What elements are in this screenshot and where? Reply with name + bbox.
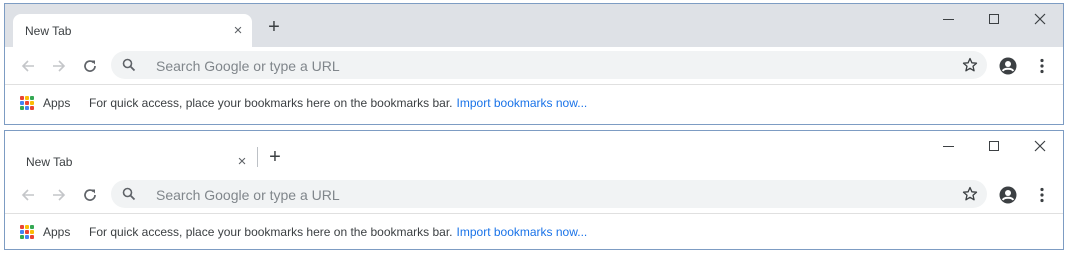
toolbar: Search Google or type a URL — [5, 47, 1063, 84]
forward-button[interactable] — [47, 183, 71, 207]
import-bookmarks-link[interactable]: Import bookmarks now... — [457, 96, 588, 110]
arrow-left-icon — [21, 60, 34, 72]
apps-grid-dot — [25, 225, 29, 229]
apps-label[interactable]: Apps — [43, 96, 70, 110]
menu-icon[interactable] — [1033, 56, 1051, 76]
bookmarks-hint-text: For quick access, place your bookmarks h… — [89, 96, 453, 110]
import-bookmarks-link[interactable]: Import bookmarks now... — [457, 225, 588, 239]
arrow-right-icon — [53, 60, 66, 72]
arrow-left-icon — [21, 189, 34, 201]
bookmark-star-icon[interactable] — [961, 185, 979, 203]
apps-grid-dot — [30, 235, 34, 239]
tab-title: New Tab — [26, 155, 73, 169]
apps-grid-dot — [30, 225, 34, 229]
search-icon — [121, 57, 137, 73]
omnibox[interactable]: Search Google or type a URL — [111, 180, 987, 208]
apps-grid-dot — [30, 96, 34, 100]
tab-close-icon[interactable]: × — [230, 22, 246, 39]
apps-grid-dot — [25, 235, 29, 239]
apps-grid-dot — [25, 101, 29, 105]
tab-close-icon[interactable]: × — [234, 153, 250, 170]
maximize-button[interactable] — [971, 4, 1017, 34]
minimize-icon — [942, 145, 954, 147]
reload-button[interactable] — [78, 54, 102, 78]
tab-separator — [257, 147, 258, 167]
minimize-icon — [942, 18, 954, 20]
back-button[interactable] — [16, 54, 40, 78]
minimize-button[interactable] — [925, 4, 971, 34]
arrow-right-icon — [53, 189, 66, 201]
reload-icon — [84, 189, 96, 201]
close-icon — [1034, 140, 1046, 152]
new-tab-button[interactable]: + — [266, 146, 284, 168]
browser-window-2: New Tab × + Search Google or type a URL — [4, 130, 1064, 250]
apps-grid-dot — [20, 225, 24, 229]
omnibox[interactable]: Search Google or type a URL — [111, 51, 987, 79]
apps-grid-dot — [25, 106, 29, 110]
reload-icon — [84, 60, 96, 72]
back-button[interactable] — [16, 183, 40, 207]
apps-grid-dot — [20, 230, 24, 234]
browser-window-1: New Tab × + Search Google or type a URL — [4, 3, 1064, 125]
apps-grid-dot — [20, 235, 24, 239]
bookmarks-bar: Apps For quick access, place your bookma… — [5, 84, 1063, 120]
apps-grid-dot — [30, 106, 34, 110]
maximize-button[interactable] — [971, 131, 1017, 161]
apps-icon[interactable] — [20, 225, 34, 239]
apps-grid-dot — [25, 96, 29, 100]
tab-strip: New Tab × + — [5, 4, 1063, 47]
tab-new-tab[interactable]: New Tab × — [13, 14, 252, 47]
account-icon[interactable] — [998, 185, 1018, 205]
tab-title: New Tab — [25, 24, 72, 38]
apps-grid-dot — [30, 230, 34, 234]
menu-icon[interactable] — [1033, 185, 1051, 205]
apps-grid-dot — [20, 96, 24, 100]
apps-grid-dot — [30, 101, 34, 105]
close-window-button[interactable] — [1017, 4, 1063, 34]
minimize-button[interactable] — [925, 131, 971, 161]
apps-grid-dot — [25, 230, 29, 234]
apps-grid-dot — [20, 101, 24, 105]
maximize-icon — [989, 14, 999, 24]
forward-button[interactable] — [47, 54, 71, 78]
tab-strip: New Tab × + — [5, 131, 1063, 176]
search-icon — [121, 186, 137, 202]
omnibox-placeholder: Search Google or type a URL — [156, 58, 340, 74]
tab-new-tab[interactable]: New Tab × — [13, 141, 252, 176]
reload-button[interactable] — [78, 183, 102, 207]
bookmarks-bar: Apps For quick access, place your bookma… — [5, 213, 1063, 249]
close-window-button[interactable] — [1017, 131, 1063, 161]
maximize-icon — [989, 141, 999, 151]
close-icon — [1034, 13, 1046, 25]
toolbar: Search Google or type a URL — [5, 176, 1063, 213]
bookmark-star-icon[interactable] — [961, 56, 979, 74]
omnibox-placeholder: Search Google or type a URL — [156, 187, 340, 203]
apps-label[interactable]: Apps — [43, 225, 70, 239]
new-tab-button[interactable]: + — [265, 16, 283, 38]
bookmarks-hint: For quick access, place your bookmarks h… — [89, 225, 587, 239]
apps-grid-dot — [20, 106, 24, 110]
account-icon[interactable] — [998, 56, 1018, 76]
apps-icon[interactable] — [20, 96, 34, 110]
bookmarks-hint-text: For quick access, place your bookmarks h… — [89, 225, 453, 239]
bookmarks-hint: For quick access, place your bookmarks h… — [89, 96, 587, 110]
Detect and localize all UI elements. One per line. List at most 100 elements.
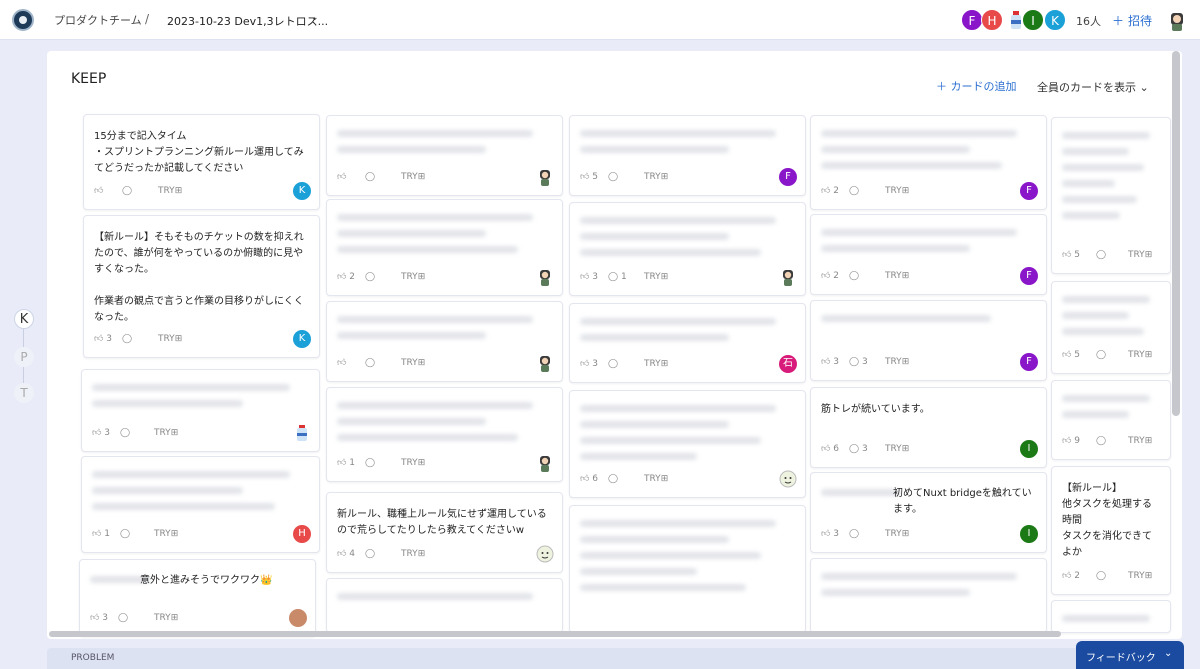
keep-card[interactable] (1051, 600, 1171, 633)
comment-button[interactable]: ◯ (118, 613, 128, 623)
like-button[interactable]: 👍︎ 5 (580, 172, 598, 182)
like-button[interactable]: 👍︎ 2 (1062, 571, 1080, 581)
keep-card[interactable]: 新ルール、職種上ルール気にせず運用しているので荒らしてたりしたら教えてくださいw… (326, 492, 563, 573)
comment-button[interactable]: ◯ (120, 428, 130, 438)
like-button[interactable]: 👍︎ 3 (580, 272, 598, 282)
try-button[interactable]: TRY⊞ (401, 272, 425, 282)
chevron-down-icon[interactable]: ⌄ (311, 13, 319, 23)
keep-card[interactable]: 👍︎ 2 ◯ TRY⊞ (326, 199, 563, 296)
like-button[interactable]: 👍︎ 2 (337, 272, 355, 282)
vertical-scrollbar[interactable] (1172, 51, 1180, 416)
keep-card[interactable]: 👍︎ 3 ◯ TRY⊞ 石 (569, 303, 806, 383)
face-icon[interactable] (779, 470, 797, 488)
comment-button[interactable]: ◯ (122, 186, 132, 196)
keep-card[interactable]: 15分まで記入タイム ・スプリントプランニング新ルール運用してみてどうだったか記… (83, 114, 320, 210)
keep-card[interactable]: 👍︎ 6 ◯ TRY⊞ (569, 390, 806, 498)
author-avatar[interactable]: K (293, 182, 311, 200)
like-button[interactable]: 👍︎ 3 (90, 613, 108, 623)
author-avatar[interactable]: K (293, 330, 311, 348)
keep-card[interactable]: 👍︎ 5 ◯ TRY⊞ (1051, 281, 1171, 374)
comment-button[interactable]: ◯ (365, 272, 375, 282)
comment-button[interactable]: ◯ (365, 358, 375, 368)
feedback-button[interactable]: フィードバック ⌄ (1076, 641, 1184, 669)
comment-button[interactable]: ◯ (120, 529, 130, 539)
keep-card[interactable]: 👍︎ ◯ TRY⊞ (326, 115, 563, 196)
author-avatar[interactable]: F (1020, 353, 1038, 371)
like-button[interactable]: 👍︎ 3 (821, 357, 839, 367)
keep-card[interactable] (569, 505, 806, 633)
person-icon[interactable] (536, 168, 554, 186)
like-button[interactable]: 👍︎ 2 (821, 271, 839, 281)
comment-button[interactable]: ◯ 3 (849, 357, 868, 367)
comment-button[interactable]: ◯ 1 (608, 272, 627, 282)
keep-card[interactable] (810, 558, 1047, 633)
comment-button[interactable]: ◯ (1096, 571, 1106, 581)
try-button[interactable]: TRY⊞ (885, 529, 909, 539)
keep-card[interactable]: 👍︎ 2 ◯ TRY⊞ F (810, 115, 1047, 210)
try-button[interactable]: TRY⊞ (885, 444, 909, 454)
try-button[interactable]: TRY⊞ (1128, 350, 1152, 360)
user-avatar[interactable] (1168, 9, 1186, 31)
like-button[interactable]: 👍︎ 4 (337, 549, 355, 559)
keep-card[interactable]: 👍︎ 1 ◯ TRY⊞ (326, 387, 563, 482)
try-button[interactable]: TRY⊞ (154, 428, 178, 438)
keep-card[interactable]: 筋トレが続いています。 👍︎ 6 ◯ 3 TRY⊞ I (810, 387, 1047, 468)
like-button[interactable]: 👍︎ 6 (580, 474, 598, 484)
author-avatar[interactable]: H (293, 525, 311, 543)
keep-card[interactable]: 👍︎ 1 ◯ TRY⊞ H (81, 456, 320, 553)
author-avatar[interactable]: F (779, 168, 797, 186)
try-button[interactable]: TRY⊞ (401, 172, 425, 182)
comment-button[interactable]: ◯ (608, 172, 618, 182)
comment-button[interactable]: ◯ (122, 334, 132, 344)
like-button[interactable]: 👍︎ 3 (92, 428, 110, 438)
keep-card[interactable]: 👍︎ 3 ◯ TRY⊞ (81, 369, 320, 452)
person-icon[interactable] (536, 268, 554, 286)
try-button[interactable]: TRY⊞ (1128, 250, 1152, 260)
try-button[interactable]: TRY⊞ (1128, 571, 1152, 581)
keep-card[interactable]: 【新ルール】そもそものチケットの数を抑えれたので、誰が何をやっているのか俯瞰的に… (83, 215, 320, 358)
try-button[interactable]: TRY⊞ (154, 613, 178, 623)
try-button[interactable]: TRY⊞ (158, 334, 182, 344)
try-button[interactable]: TRY⊞ (885, 357, 909, 367)
like-button[interactable]: 👍︎ 1 (337, 458, 355, 468)
try-button[interactable]: TRY⊞ (644, 359, 668, 369)
try-button[interactable]: TRY⊞ (154, 529, 178, 539)
tab-problem[interactable]: P (14, 347, 34, 367)
try-button[interactable]: TRY⊞ (401, 358, 425, 368)
keep-card[interactable]: 👍︎ 9 ◯ TRY⊞ (1051, 380, 1171, 460)
like-button[interactable]: 👍︎ 6 (821, 444, 839, 454)
person-icon[interactable] (536, 454, 554, 472)
comment-button[interactable]: ◯ (849, 186, 859, 196)
like-button[interactable]: 👍︎ 3 (94, 334, 112, 344)
invite-button[interactable]: ＋招待 (1108, 12, 1152, 29)
try-button[interactable]: TRY⊞ (401, 549, 425, 559)
keep-card[interactable]: 👍︎ 5 ◯ TRY⊞ (1051, 117, 1171, 274)
member-avatar[interactable]: K (1044, 9, 1066, 31)
like-button[interactable]: 👍︎ 5 (1062, 350, 1080, 360)
face-icon[interactable] (536, 545, 554, 563)
author-avatar[interactable]: F (1020, 182, 1038, 200)
try-button[interactable]: TRY⊞ (644, 272, 668, 282)
bottle-icon[interactable] (293, 424, 311, 442)
like-button[interactable]: 👍︎ (94, 186, 103, 196)
author-avatar[interactable] (289, 609, 307, 627)
person-icon[interactable] (536, 354, 554, 372)
like-button[interactable]: 👍︎ 1 (92, 529, 110, 539)
keep-card[interactable]: 👍︎ ◯ TRY⊞ (326, 301, 563, 382)
add-card-button[interactable]: ＋ カードの追加 (936, 78, 1017, 94)
comment-button[interactable]: ◯ (1096, 350, 1106, 360)
comment-button[interactable]: ◯ (608, 474, 618, 484)
card-filter-dropdown[interactable]: 全員のカードを表示 ⌄ (1037, 79, 1149, 95)
person-icon[interactable] (779, 268, 797, 286)
like-button[interactable]: 👍︎ 9 (1062, 436, 1080, 446)
keep-card[interactable]: 👍︎ 3 ◯ 1 TRY⊞ (569, 202, 806, 296)
keep-card[interactable]: 【新ルール】 他タスクを処理する時間 タスクを消化できてよか 👍︎ 2 ◯ TRY⊞ (1051, 466, 1171, 595)
horizontal-scrollbar[interactable] (49, 631, 1061, 637)
try-button[interactable]: TRY⊞ (401, 458, 425, 468)
comment-button[interactable]: ◯ (608, 359, 618, 369)
retro-title[interactable]: 2023-10-23 Dev1,3レトロス... (167, 13, 328, 29)
breadcrumb-team[interactable]: プロダクトチーム (54, 12, 142, 28)
keep-card[interactable]: 初めてNuxt bridgeを触れています。 👍︎ 3 ◯ TRY⊞ I (810, 472, 1047, 553)
next-section-header[interactable]: PROBLEM (47, 648, 1182, 669)
try-button[interactable]: TRY⊞ (1128, 436, 1152, 446)
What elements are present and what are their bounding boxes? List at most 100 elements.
++++
_YOUR OBJECTIVE_: In the listing, rewrite the lines between the one holding "47, 1063, 84]" and the one holding "menu-icon[interactable] — [1033, 56, 1051, 76]", inclusive, renaming "apps-label" to "apps-shortcut-label" and leaving everything else unchanged. Give only those lines.

_WRITTEN SOLUTION_:
toolbar: Search Google or type a URL — [5, 47, 1063, 84]
forward-button[interactable] — [47, 183, 71, 207]
import-bookmarks-link[interactable]: Import bookmarks now... — [457, 96, 588, 110]
arrow-left-icon — [21, 60, 34, 72]
apps-grid-dot — [25, 225, 29, 229]
apps-shortcut-label[interactable]: Apps — [43, 96, 70, 110]
menu-icon[interactable] — [1033, 56, 1051, 76]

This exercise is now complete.